* Supplied information
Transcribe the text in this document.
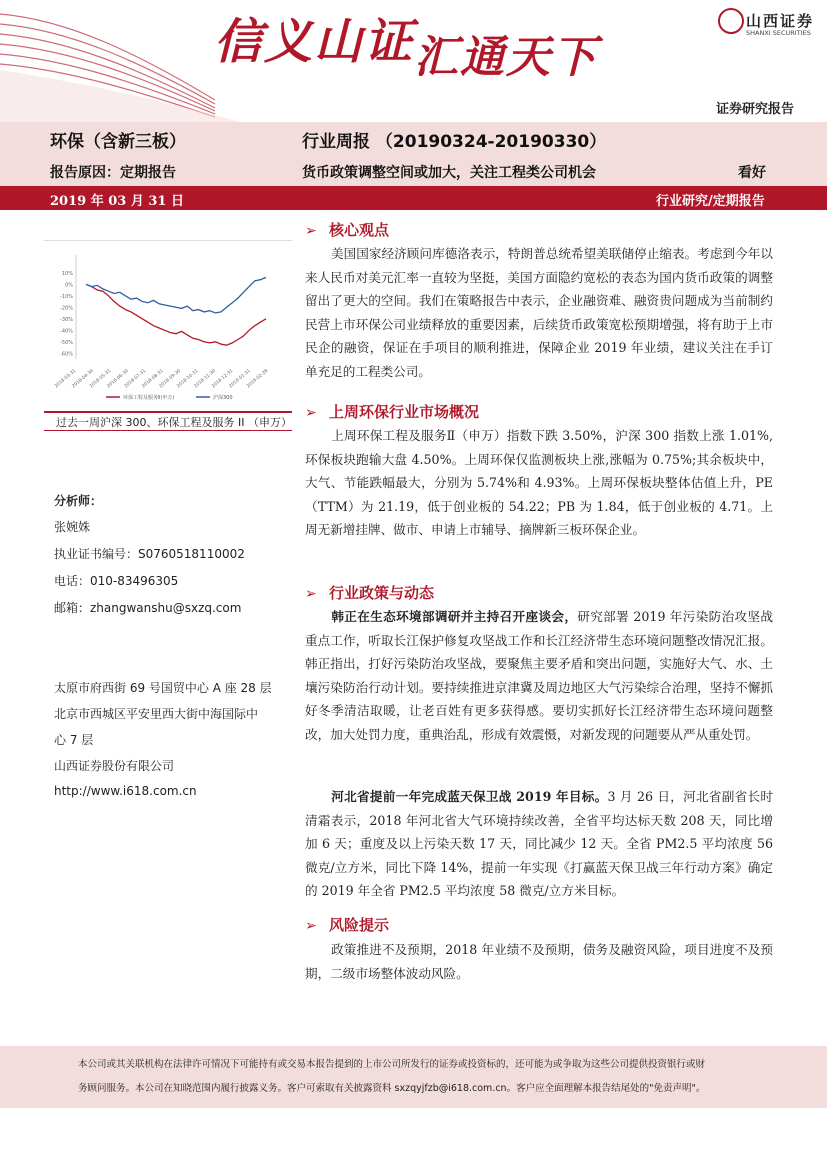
信义山证汇通天下
山西证券
SHANXI SECURITIES
证券研究报告
环保（含新三板）	行业周报 （20190324-20190330）
报告原因：定期报告	货币政策调整空间或加大，关注工程类公司机会	看好
2019 年 03 月 31 日	行业研究/定期报告
10%
0%
-10%
-20%
-30%
-40%
-50%
-60%
2018-03-31
2018-04-30
2018-05-31
2018-06-30
2018-07-31
2018-08-31
2018-09-30
2018-10-31
2018-11-30
2018-12-31
2019-01-31
2019-02-28
环保工程及服务Ⅱ(申万)	沪深300
过去一周沪深 300、环保工程及服务 II （申万）
分析师：
张婉姝
执业证书编号：S0760518110002
电话：010-83496305
邮箱：zhangwanshu@sxzq.com
太原市府西街 69 号国贸中心 A 座 28 层
北京市西城区平安里西大街中海国际中
心 7 层
山西证券股份有限公司
http://www.i618.com.cn
➢ 核心观点
美国国家经济顾问库德洛表示，特朗普总统希望美联储停止缩表。考虑到今年以来人民币对美元汇率一直较为坚挺，美国方面隐约宽松的表态为国内货币政策的调整留出了更大的空间。我们在策略报告中表示，企业融资难、融资贵问题成为当前制约民营上市环保公司业绩释放的重要因素，后续货币政策宽松预期增强，将有助于上市民企的融资，保证在手项目的顺利推进，保障企业 2019 年业绩，建议关注在手订单充足的工程类公司。
➢ 上周环保行业市场概况
上周环保工程及服务Ⅱ（申万）指数下跌 3.50%，沪深 300 指数上涨 1.01%,环保板块跑输大盘 4.50%。上周环保仅监测板块上涨,涨幅为 0.75%;其余板块中，大气、节能跌幅最大，分别为 5.74%和 4.93%。上周环保板块整体估值上升，PE（TTM）为 21.19，低于创业板的 54.22；PB 为 1.84，低于创业板的 4.71。上周无新增挂牌、做市、申请上市辅导、摘牌新三板环保企业。
➢ 行业政策与动态
韩正在生态环境部调研并主持召开座谈会，研究部署 2019 年污染防治攻坚战重点工作，听取长江保护修复攻坚战工作和长江经济带生态环境问题整改情况汇报。韩正指出，打好污染防治攻坚战，要聚焦主要矛盾和突出问题，实施好大气、水、土壤污染防治行动计划。要持续推进京津冀及周边地区大气污染综合治理，坚持不懈抓好冬季清洁取暖，让老百姓有更多获得感。要切实抓好长江经济带生态环境问题整改，加大处罚力度，重典治乱，形成有效震慑，对新发现的问题要从严从重处罚。
河北省提前一年完成蓝天保卫战 2019 年目标。3 月 26 日，河北省副省长时清霜表示，2018 年河北省大气环境持续改善，全省平均达标天数 208 天，同比增加 6 天；重度及以上污染天数 17 天，同比减少 12 天。全省 PM2.5 平均浓度 56 微克/立方米，同比下降 14%，提前一年实现《打赢蓝天保卫战三年行动方案》确定的 2019 年全省 PM2.5 平均浓度 58 微克/立方米目标。
➢ 风险提示
政策推进不及预期，2018 年业绩不及预期，债务及融资风险，项目进度不及预期，二级市场整体波动风险。
本公司或其关联机构在法律许可情况下可能持有或交易本报告提到的上市公司所发行的证券或投资标的，还可能为或争取为这些公司提供投资银行或财
务顾问服务。本公司在知晓范围内履行披露义务。客户可索取有关披露资料 sxzqyjfzb@i618.com.cn。客户应全面理解本报告结尾处的"免责声明"。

* Requirement
From the data above, copy out every line with the string "定期报告" in it.

* Final result
报告原因：定期报告	货币政策调整空间或加大，关注工程类公司机会	看好
2019 年 03 月 31 日	行业研究/定期报告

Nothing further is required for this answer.